Restate the whole listing exactly.

## Data section
....

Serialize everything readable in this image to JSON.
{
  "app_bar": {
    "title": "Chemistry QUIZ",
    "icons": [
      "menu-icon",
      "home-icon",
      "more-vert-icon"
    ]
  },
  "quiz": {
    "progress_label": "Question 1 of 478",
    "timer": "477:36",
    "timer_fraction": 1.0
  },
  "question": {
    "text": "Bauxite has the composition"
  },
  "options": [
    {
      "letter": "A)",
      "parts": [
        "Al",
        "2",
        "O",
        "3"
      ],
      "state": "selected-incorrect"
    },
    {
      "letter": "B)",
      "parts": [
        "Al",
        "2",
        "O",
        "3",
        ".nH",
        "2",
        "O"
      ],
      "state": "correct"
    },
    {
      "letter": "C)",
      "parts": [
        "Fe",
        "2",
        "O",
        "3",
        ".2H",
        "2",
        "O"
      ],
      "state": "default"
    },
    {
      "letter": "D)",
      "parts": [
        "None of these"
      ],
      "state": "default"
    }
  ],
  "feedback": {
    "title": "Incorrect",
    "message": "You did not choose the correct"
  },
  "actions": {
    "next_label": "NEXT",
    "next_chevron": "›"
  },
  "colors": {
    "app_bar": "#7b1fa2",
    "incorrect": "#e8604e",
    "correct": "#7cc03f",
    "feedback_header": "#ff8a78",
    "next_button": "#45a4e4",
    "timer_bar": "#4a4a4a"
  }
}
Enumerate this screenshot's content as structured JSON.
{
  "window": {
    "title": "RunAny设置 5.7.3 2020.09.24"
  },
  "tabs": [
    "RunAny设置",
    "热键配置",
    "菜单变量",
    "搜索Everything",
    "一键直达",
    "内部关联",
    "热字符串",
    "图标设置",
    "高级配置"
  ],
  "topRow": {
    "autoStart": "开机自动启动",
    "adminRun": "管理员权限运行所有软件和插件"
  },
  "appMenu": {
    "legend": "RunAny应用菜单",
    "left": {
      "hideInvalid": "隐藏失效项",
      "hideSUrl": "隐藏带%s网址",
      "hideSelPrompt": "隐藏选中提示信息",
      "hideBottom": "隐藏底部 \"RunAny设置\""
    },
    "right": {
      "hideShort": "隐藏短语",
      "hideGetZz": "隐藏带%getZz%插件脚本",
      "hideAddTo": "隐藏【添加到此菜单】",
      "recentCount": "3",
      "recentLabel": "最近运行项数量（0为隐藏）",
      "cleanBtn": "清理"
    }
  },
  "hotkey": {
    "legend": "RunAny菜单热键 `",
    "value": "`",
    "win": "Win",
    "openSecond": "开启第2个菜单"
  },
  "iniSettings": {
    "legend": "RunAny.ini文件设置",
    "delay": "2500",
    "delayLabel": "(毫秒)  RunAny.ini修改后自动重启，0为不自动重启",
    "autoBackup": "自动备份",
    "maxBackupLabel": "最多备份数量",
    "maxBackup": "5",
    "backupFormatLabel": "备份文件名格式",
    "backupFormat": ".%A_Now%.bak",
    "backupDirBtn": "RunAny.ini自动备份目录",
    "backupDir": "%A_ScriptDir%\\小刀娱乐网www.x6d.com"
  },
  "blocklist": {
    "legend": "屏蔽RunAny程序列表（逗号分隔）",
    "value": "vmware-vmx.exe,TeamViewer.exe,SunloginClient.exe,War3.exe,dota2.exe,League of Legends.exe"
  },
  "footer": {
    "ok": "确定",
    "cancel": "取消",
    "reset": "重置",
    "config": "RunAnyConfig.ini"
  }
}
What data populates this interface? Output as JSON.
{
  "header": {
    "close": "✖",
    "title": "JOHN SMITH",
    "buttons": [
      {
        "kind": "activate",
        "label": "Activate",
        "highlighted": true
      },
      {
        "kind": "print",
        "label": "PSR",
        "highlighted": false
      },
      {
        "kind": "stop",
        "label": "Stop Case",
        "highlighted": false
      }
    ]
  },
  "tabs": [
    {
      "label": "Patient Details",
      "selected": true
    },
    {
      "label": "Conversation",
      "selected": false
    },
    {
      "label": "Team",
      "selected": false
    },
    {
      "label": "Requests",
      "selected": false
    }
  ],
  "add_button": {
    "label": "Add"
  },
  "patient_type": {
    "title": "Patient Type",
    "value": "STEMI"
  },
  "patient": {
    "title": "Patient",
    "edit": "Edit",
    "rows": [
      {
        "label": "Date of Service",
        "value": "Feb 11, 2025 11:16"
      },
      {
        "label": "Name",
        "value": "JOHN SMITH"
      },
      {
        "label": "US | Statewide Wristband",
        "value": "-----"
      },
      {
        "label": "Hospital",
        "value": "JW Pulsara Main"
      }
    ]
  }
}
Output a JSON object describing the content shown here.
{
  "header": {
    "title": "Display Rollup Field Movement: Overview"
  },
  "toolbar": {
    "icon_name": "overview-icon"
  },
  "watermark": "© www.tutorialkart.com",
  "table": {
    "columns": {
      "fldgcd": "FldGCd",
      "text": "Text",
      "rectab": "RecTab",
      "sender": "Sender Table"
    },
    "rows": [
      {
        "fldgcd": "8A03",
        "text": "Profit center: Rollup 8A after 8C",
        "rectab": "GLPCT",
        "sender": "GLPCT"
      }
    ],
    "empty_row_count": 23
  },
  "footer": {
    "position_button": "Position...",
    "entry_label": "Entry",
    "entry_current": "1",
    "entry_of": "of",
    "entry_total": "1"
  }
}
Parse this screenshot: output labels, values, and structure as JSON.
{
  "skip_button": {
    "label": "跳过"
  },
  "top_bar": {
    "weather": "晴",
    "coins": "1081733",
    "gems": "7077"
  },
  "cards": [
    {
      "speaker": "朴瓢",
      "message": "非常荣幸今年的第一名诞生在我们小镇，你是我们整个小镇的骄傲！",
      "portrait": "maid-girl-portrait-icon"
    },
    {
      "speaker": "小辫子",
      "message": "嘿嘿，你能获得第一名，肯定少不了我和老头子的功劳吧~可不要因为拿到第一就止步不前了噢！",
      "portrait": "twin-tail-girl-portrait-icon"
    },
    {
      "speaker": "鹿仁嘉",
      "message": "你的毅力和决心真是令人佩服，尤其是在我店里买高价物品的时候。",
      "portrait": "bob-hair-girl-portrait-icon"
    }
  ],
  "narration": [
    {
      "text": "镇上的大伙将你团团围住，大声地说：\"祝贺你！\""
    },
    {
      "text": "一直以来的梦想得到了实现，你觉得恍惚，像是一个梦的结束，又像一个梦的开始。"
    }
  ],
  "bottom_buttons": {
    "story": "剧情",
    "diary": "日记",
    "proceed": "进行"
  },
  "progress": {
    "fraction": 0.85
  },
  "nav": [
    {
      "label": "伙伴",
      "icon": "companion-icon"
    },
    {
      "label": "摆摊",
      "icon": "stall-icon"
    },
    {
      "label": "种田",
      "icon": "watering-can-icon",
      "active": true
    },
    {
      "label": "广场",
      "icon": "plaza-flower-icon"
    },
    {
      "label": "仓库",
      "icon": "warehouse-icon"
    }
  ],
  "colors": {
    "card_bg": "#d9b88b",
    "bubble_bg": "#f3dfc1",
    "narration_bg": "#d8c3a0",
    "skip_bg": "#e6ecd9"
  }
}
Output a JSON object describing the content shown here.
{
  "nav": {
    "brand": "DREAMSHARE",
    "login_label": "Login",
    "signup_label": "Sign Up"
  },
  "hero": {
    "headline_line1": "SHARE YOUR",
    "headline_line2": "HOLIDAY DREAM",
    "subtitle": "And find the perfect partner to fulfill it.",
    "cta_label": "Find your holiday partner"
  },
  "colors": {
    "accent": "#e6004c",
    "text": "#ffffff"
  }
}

....

## Exercise output
Serialize everything readable in this image to JSON.
{
  "app_bar": {
    "title": "Chemistry QUIZ",
    "icons": [
      "menu-icon",
      "home-icon",
      "more-vert-icon"
    ]
  },
  "quiz": {
    "progress_label": "Question 1 of 478",
    "timer": "477:36",
    "timer_fraction": 1.0
  },
  "question": {
    "text": "Bauxite has the composition"
  },
  "options": [
    {
      "letter": "A)",
      "parts": [
        "Al",
        "2",
        "O",
        "3"
      ],
      "state": "selected-incorrect"
    },
    {
      "letter": "B)",
      "parts": [
        "Al",
        "2",
        "O",
        "3",
        ".nH",
        "2",
        "O"
      ],
      "state": "correct"
    },
    {
      "letter": "C)",
      "parts": [
        "Fe",
        "2",
        "O",
        "3",
        ".2H",
        "2",
        "O"
      ],
      "state": "default"
    },
    {
      "letter": "D)",
      "parts": [
        "None of these"
      ],
      "state": "default"
    }
  ],
  "feedback": {
    "title": "Incorrect",
    "message": "You did not choose the correct"
  },
  "actions": {
    "next_label": "NEXT",
    "next_chevron": "›"
  },
  "colors": {
    "app_bar": "#7b1fa2",
    "incorrect": "#e8604e",
    "correct": "#7cc03f",
    "feedback_header": "#ff8a78",
    "next_button": "#45a4e4",
    "timer_bar": "#4a4a4a"
  }
}
Enumerate this screenshot's content as structured JSON.
{
  "window": {
    "title": "RunAny设置 5.7.3 2020.09.24"
  },
  "tabs": [
    "RunAny设置",
    "热键配置",
    "菜单变量",
    "搜索Everything",
    "一键直达",
    "内部关联",
    "热字符串",
    "图标设置",
    "高级配置"
  ],
  "topRow": {
    "autoStart": "开机自动启动",
    "adminRun": "管理员权限运行所有软件和插件"
  },
  "appMenu": {
    "legend": "RunAny应用菜单",
    "left": {
      "hideInvalid": "隐藏失效项",
      "hideSUrl": "隐藏带%s网址",
      "hideSelPrompt": "隐藏选中提示信息",
      "hideBottom": "隐藏底部 \"RunAny设置\""
    },
    "right": {
      "hideShort": "隐藏短语",
      "hideGetZz": "隐藏带%getZz%插件脚本",
      "hideAddTo": "隐藏【添加到此菜单】",
      "recentCount": "3",
      "recentLabel": "最近运行项数量（0为隐藏）",
      "cleanBtn": "清理"
    }
  },
  "hotkey": {
    "legend": "RunAny菜单热键 `",
    "value": "`",
    "win": "Win",
    "openSecond": "开启第2个菜单"
  },
  "iniSettings": {
    "legend": "RunAny.ini文件设置",
    "delay": "2500",
    "delayLabel": "(毫秒)  RunAny.ini修改后自动重启，0为不自动重启",
    "autoBackup": "自动备份",
    "maxBackupLabel": "最多备份数量",
    "maxBackup": "5",
    "backupFormatLabel": "备份文件名格式",
    "backupFormat": ".%A_Now%.bak",
    "backupDirBtn": "RunAny.ini自动备份目录",
    "backupDir": "%A_ScriptDir%\\小刀娱乐网www.x6d.com"
  },
  "blocklist": {
    "legend": "屏蔽RunAny程序列表（逗号分隔）",
    "value": "vmware-vmx.exe,TeamViewer.exe,SunloginClient.exe,War3.exe,dota2.exe,League of Legends.exe"
  },
  "footer": {
    "ok": "确定",
    "cancel": "取消",
    "reset": "重置",
    "config": "RunAnyConfig.ini"
  }
}
What data populates this interface? Output as JSON.
{
  "header": {
    "close": "✖",
    "title": "JOHN SMITH",
    "buttons": [
      {
        "kind": "activate",
        "label": "Activate",
        "highlighted": true
      },
      {
        "kind": "print",
        "label": "PSR",
        "highlighted": false
      },
      {
        "kind": "stop",
        "label": "Stop Case",
        "highlighted": false
      }
    ]
  },
  "tabs": [
    {
      "label": "Patient Details",
      "selected": true
    },
    {
      "label": "Conversation",
      "selected": false
    },
    {
      "label": "Team",
      "selected": false
    },
    {
      "label": "Requests",
      "selected": false
    }
  ],
  "add_button": {
    "label": "Add"
  },
  "patient_type": {
    "title": "Patient Type",
    "value": "STEMI"
  },
  "patient": {
    "title": "Patient",
    "edit": "Edit",
    "rows": [
      {
        "label": "Date of Service",
        "value": "Feb 11, 2025 11:16"
      },
      {
        "label": "Name",
        "value": "JOHN SMITH"
      },
      {
        "label": "US | Statewide Wristband",
        "value": "-----"
      },
      {
        "label": "Hospital",
        "value": "JW Pulsara Main"
      }
    ]
  }
}
Output a JSON object describing the content shown here.
{
  "header": {
    "title": "Display Rollup Field Movement: Overview"
  },
  "toolbar": {
    "icon_name": "overview-icon"
  },
  "watermark": "© www.tutorialkart.com",
  "table": {
    "columns": {
      "fldgcd": "FldGCd",
      "text": "Text",
      "rectab": "RecTab",
      "sender": "Sender Table"
    },
    "rows": [
      {
        "fldgcd": "8A03",
        "text": "Profit center: Rollup 8A after 8C",
        "rectab": "GLPCT",
        "sender": "GLPCT"
      }
    ],
    "empty_row_count": 23
  },
  "footer": {
    "position_button": "Position...",
    "entry_label": "Entry",
    "entry_current": "1",
    "entry_of": "of",
    "entry_total": "1"
  }
}
Parse this screenshot: output labels, values, and structure as JSON.
{
  "skip_button": {
    "label": "跳过"
  },
  "top_bar": {
    "weather": "晴",
    "coins": "1081733",
    "gems": "7077"
  },
  "cards": [
    {
      "speaker": "朴瓢",
      "message": "非常荣幸今年的第一名诞生在我们小镇，你是我们整个小镇的骄傲！",
      "portrait": "maid-girl-portrait-icon"
    },
    {
      "speaker": "小辫子",
      "message": "嘿嘿，你能获得第一名，肯定少不了我和老头子的功劳吧~可不要因为拿到第一就止步不前了噢！",
      "portrait": "twin-tail-girl-portrait-icon"
    },
    {
      "speaker": "鹿仁嘉",
      "message": "你的毅力和决心真是令人佩服，尤其是在我店里买高价物品的时候。",
      "portrait": "bob-hair-girl-portrait-icon"
    }
  ],
  "narration": [
    {
      "text": "镇上的大伙将你团团围住，大声地说：\"祝贺你！\""
    },
    {
      "text": "一直以来的梦想得到了实现，你觉得恍惚，像是一个梦的结束，又像一个梦的开始。"
    }
  ],
  "bottom_buttons": {
    "story": "剧情",
    "diary": "日记",
    "proceed": "进行"
  },
  "progress": {
    "fraction": 0.85
  },
  "nav": [
    {
      "label": "伙伴",
      "icon": "companion-icon"
    },
    {
      "label": "摆摊",
      "icon": "stall-icon"
    },
    {
      "label": "种田",
      "icon": "watering-can-icon",
      "active": true
    },
    {
      "label": "广场",
      "icon": "plaza-flower-icon"
    },
    {
      "label": "仓库",
      "icon": "warehouse-icon"
    }
  ],
  "colors": {
    "card_bg": "#d9b88b",
    "bubble_bg": "#f3dfc1",
    "narration_bg": "#d8c3a0",
    "skip_bg": "#e6ecd9"
  }
}
Output a JSON object describing the content shown here.
{
  "nav": {
    "brand": "DREAMSHARE",
    "login_label": "Login",
    "signup_label": "Sign Up"
  },
  "hero": {
    "headline_line1": "SHARE YOUR",
    "headline_line2": "HOLIDAY DREAM",
    "subtitle": "And find the perfect partner to fulfill it.",
    "cta_label": "Find your holiday partner"
  },
  "colors": {
    "accent": "#e6004c",
    "text": "#ffffff"
  }
}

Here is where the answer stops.